— start DATASET CONTENT —

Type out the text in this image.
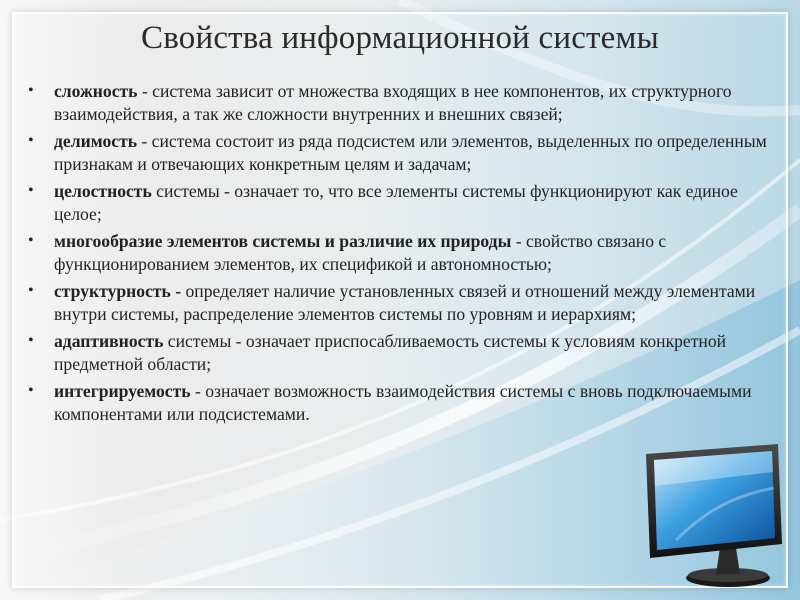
Свойства информационной системы
• сложность - система зависит от множества входящих в нее компонентов, их структурного взаимодействия, а так же сложности внутренних и внешних связей;
• делимость - система состоит из ряда подсистем или элементов, выделенных по определенным признакам и отвечающих конкретным целям и задачам;
• целостность системы - означает то, что все элементы системы функционируют как единое целое;
• многообразие элементов системы и различие их природы - свойство связано с функционированием элементов, их спецификой и автономностью;
• структурность - определяет наличие установленных связей и отношений между элементами внутри системы, распределение элементов системы по уровням и иерархиям;
• адаптивность системы - означает приспосабливаемость системы к условиям конкретной предметной области;
• интегрируемость - означает возможность взаимодействия системы с вновь подключаемыми компонентами или подсистемами.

— end DATASET CONTENT —

### GIVEN TASK
Retype everything in the material word for word, minus pictures.

### WRITTEN ANSWER
Type out the text in this image.
Свойства информационной системы
• сложность - система зависит от множества входящих в нее компонентов, их структурного взаимодействия, а так же сложности внутренних и внешних связей;
• делимость - система состоит из ряда подсистем или элементов, выделенных по определенным признакам и отвечающих конкретным целям и задачам;
• целостность системы - означает то, что все элементы системы функционируют как единое целое;
• многообразие элементов системы и различие их природы - свойство связано с функционированием элементов, их спецификой и автономностью;
• структурность - определяет наличие установленных связей и отношений между элементами внутри системы, распределение элементов системы по уровням и иерархиям;
• адаптивность системы - означает приспосабливаемость системы к условиям конкретной предметной области;
• интегрируемость - означает возможность взаимодействия системы с вновь подключаемыми компонентами или подсистемами.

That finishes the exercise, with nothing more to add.